Directions for this task ▸
Record by record, write out the listing word for word while omitting pictures.
★ ★ ★ ★ ★
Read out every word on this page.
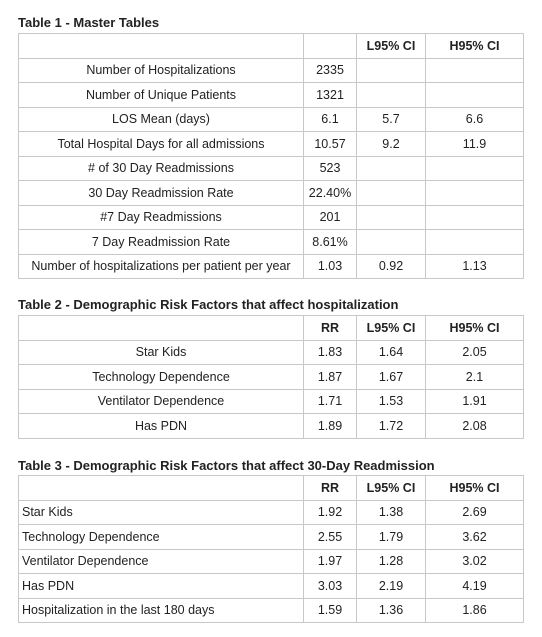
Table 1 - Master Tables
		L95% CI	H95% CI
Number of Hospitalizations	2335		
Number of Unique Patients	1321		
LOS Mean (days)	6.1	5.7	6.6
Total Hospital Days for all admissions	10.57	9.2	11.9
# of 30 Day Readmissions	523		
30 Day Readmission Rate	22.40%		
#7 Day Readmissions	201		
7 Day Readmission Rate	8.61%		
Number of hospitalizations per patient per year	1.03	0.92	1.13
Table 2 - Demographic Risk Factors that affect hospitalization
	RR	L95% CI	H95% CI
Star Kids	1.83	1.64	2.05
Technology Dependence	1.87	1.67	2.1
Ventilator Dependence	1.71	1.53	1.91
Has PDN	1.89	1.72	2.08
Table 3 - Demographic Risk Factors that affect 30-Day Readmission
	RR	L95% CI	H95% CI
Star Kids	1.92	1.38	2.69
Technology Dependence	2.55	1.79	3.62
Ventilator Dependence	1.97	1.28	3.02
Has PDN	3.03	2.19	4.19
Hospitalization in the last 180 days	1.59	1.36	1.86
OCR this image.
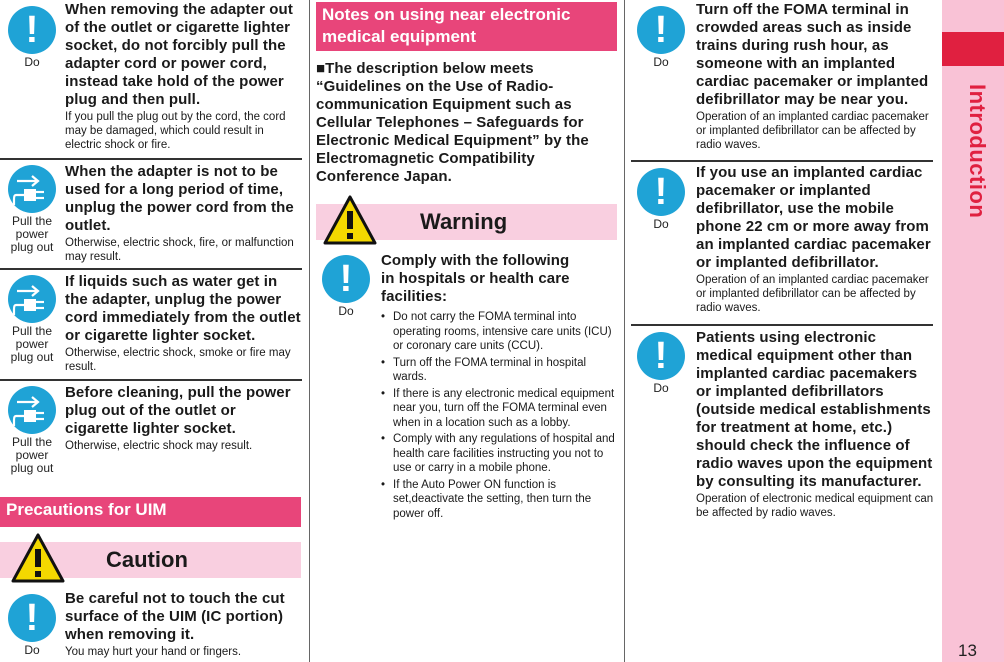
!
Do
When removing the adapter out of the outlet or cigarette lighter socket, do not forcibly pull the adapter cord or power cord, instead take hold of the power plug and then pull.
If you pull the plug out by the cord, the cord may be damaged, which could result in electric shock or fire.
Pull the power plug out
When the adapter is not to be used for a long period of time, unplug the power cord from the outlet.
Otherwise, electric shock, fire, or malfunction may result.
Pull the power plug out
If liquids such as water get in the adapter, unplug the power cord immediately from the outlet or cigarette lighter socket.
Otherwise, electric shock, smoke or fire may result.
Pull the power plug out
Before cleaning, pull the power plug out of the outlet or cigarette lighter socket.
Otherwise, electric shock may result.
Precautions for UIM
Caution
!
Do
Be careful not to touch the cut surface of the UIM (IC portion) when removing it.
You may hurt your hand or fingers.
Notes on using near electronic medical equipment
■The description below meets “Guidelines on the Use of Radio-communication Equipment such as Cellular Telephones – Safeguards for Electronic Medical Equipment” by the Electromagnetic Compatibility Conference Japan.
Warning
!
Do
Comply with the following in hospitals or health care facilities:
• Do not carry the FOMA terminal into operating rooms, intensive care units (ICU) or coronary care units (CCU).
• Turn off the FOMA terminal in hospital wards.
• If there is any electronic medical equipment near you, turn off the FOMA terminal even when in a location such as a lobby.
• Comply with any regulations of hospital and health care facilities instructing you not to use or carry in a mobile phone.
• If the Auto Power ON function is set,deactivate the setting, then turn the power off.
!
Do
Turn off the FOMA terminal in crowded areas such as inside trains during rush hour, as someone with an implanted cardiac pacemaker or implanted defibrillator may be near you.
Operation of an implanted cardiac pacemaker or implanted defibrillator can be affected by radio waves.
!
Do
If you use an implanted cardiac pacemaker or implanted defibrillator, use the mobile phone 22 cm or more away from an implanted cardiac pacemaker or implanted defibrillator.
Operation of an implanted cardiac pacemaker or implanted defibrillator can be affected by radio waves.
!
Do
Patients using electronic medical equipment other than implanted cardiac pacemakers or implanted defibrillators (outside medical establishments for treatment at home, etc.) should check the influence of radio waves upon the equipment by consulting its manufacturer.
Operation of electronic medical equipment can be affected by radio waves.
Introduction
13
★ ★ ★ ★ ★
Response to the task ▸
Read out every word on this page.
Table 1 - Master Tables
		L95% CI	H95% CI
Number of Hospitalizations	2335		
Number of Unique Patients	1321		
LOS Mean (days)	6.1	5.7	6.6
Total Hospital Days for all admissions	10.57	9.2	11.9
# of 30 Day Readmissions	523		
30 Day Readmission Rate	22.40%		
#7 Day Readmissions	201		
7 Day Readmission Rate	8.61%		
Number of hospitalizations per patient per year	1.03	0.92	1.13
Table 2 - Demographic Risk Factors that affect hospitalization
	RR	L95% CI	H95% CI
Star Kids	1.83	1.64	2.05
Technology Dependence	1.87	1.67	2.1
Ventilator Dependence	1.71	1.53	1.91
Has PDN	1.89	1.72	2.08
Table 3 - Demographic Risk Factors that affect 30-Day Readmission
	RR	L95% CI	H95% CI
Star Kids	1.92	1.38	2.69
Technology Dependence	2.55	1.79	3.62
Ventilator Dependence	1.97	1.28	3.02
Has PDN	3.03	2.19	4.19
Hospitalization in the last 180 days	1.59	1.36	1.86
OCR this image.
!
Do
When removing the adapter out of the outlet or cigarette lighter socket, do not forcibly pull the adapter cord or power cord, instead take hold of the power plug and then pull.
If you pull the plug out by the cord, the cord may be damaged, which could result in electric shock or fire.
Pull the power plug out
When the adapter is not to be used for a long period of time, unplug the power cord from the outlet.
Otherwise, electric shock, fire, or malfunction may result.
Pull the power plug out
If liquids such as water get in the adapter, unplug the power cord immediately from the outlet or cigarette lighter socket.
Otherwise, electric shock, smoke or fire may result.
Pull the power plug out
Before cleaning, pull the power plug out of the outlet or cigarette lighter socket.
Otherwise, electric shock may result.
Precautions for UIM
Caution
!
Do
Be careful not to touch the cut surface of the UIM (IC portion) when removing it.
You may hurt your hand or fingers.
Notes on using near electronic medical equipment
■The description below meets “Guidelines on the Use of Radio-communication Equipment such as Cellular Telephones – Safeguards for Electronic Medical Equipment” by the Electromagnetic Compatibility Conference Japan.
Warning
!
Do
Comply with the following in hospitals or health care facilities:
• Do not carry the FOMA terminal into operating rooms, intensive care units (ICU) or coronary care units (CCU).
• Turn off the FOMA terminal in hospital wards.
• If there is any electronic medical equipment near you, turn off the FOMA terminal even when in a location such as a lobby.
• Comply with any regulations of hospital and health care facilities instructing you not to use or carry in a mobile phone.
• If the Auto Power ON function is set,deactivate the setting, then turn the power off.
!
Do
Turn off the FOMA terminal in crowded areas such as inside trains during rush hour, as someone with an implanted cardiac pacemaker or implanted defibrillator may be near you.
Operation of an implanted cardiac pacemaker or implanted defibrillator can be affected by radio waves.
!
Do
If you use an implanted cardiac pacemaker or implanted defibrillator, use the mobile phone 22 cm or more away from an implanted cardiac pacemaker or implanted defibrillator.
Operation of an implanted cardiac pacemaker or implanted defibrillator can be affected by radio waves.
!
Do
Patients using electronic medical equipment other than implanted cardiac pacemakers or implanted defibrillators (outside medical establishments for treatment at home, etc.) should check the influence of radio waves upon the equipment by consulting its manufacturer.
Operation of electronic medical equipment can be affected by radio waves.
Introduction
13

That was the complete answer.